_Your instructions_
Identify all lines in the listing that include the word "programs", and copy them out.

Begin Data records

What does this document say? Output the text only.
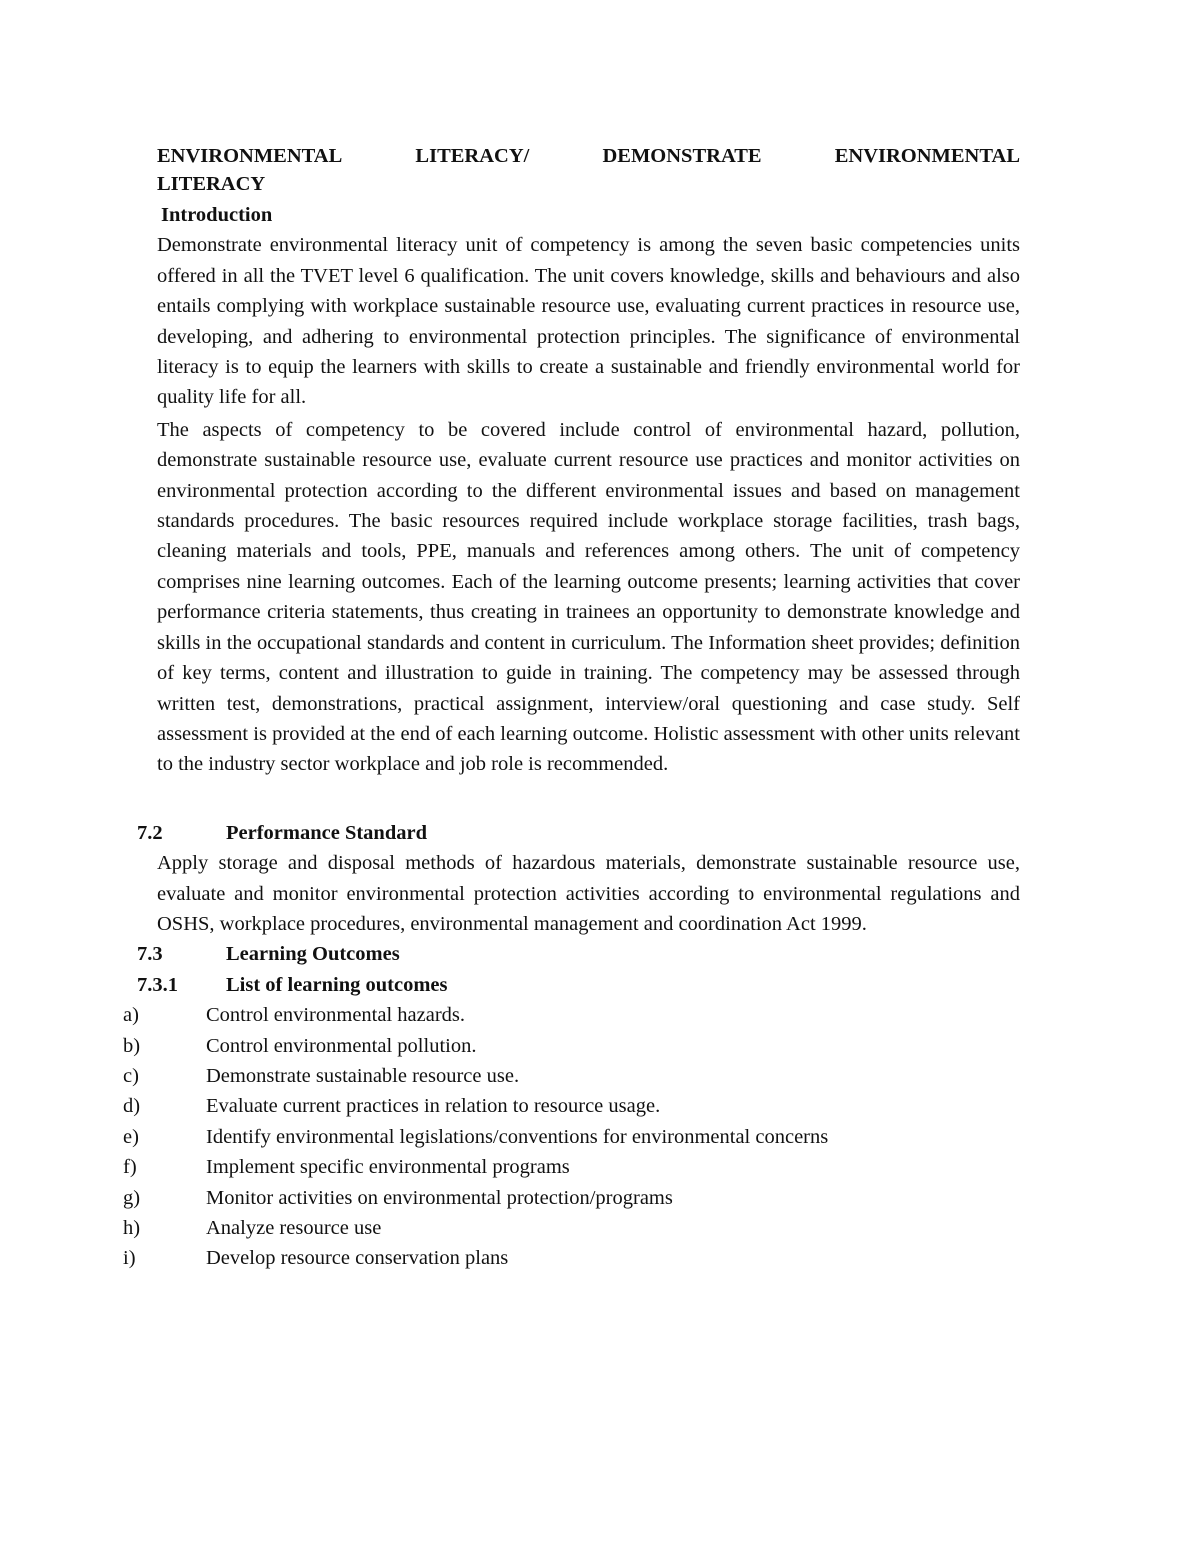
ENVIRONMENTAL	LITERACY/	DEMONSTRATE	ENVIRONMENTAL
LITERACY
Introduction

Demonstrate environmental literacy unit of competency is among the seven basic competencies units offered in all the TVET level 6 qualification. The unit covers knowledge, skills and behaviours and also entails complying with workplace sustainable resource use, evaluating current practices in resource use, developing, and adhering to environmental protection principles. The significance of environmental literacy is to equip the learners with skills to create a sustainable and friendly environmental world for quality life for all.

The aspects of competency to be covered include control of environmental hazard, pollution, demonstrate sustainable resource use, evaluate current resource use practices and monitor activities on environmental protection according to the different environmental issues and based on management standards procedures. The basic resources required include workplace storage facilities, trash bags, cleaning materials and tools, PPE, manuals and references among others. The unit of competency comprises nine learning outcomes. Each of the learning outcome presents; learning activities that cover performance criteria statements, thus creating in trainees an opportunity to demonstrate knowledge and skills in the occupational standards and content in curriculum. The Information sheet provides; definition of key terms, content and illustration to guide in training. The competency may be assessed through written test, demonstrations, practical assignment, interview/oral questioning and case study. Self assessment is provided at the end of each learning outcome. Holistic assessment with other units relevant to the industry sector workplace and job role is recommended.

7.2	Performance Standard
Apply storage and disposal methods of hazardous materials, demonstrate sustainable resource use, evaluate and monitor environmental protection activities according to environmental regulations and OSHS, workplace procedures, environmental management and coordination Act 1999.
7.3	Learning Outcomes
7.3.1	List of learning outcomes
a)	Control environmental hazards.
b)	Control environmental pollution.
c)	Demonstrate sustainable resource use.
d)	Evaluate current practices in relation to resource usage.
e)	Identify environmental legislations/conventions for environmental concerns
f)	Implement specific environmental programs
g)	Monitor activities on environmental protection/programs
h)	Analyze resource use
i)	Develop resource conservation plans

End Data records

_Response to this task_
f)	Implement specific environmental programs
g)	Monitor activities on environmental protection/programs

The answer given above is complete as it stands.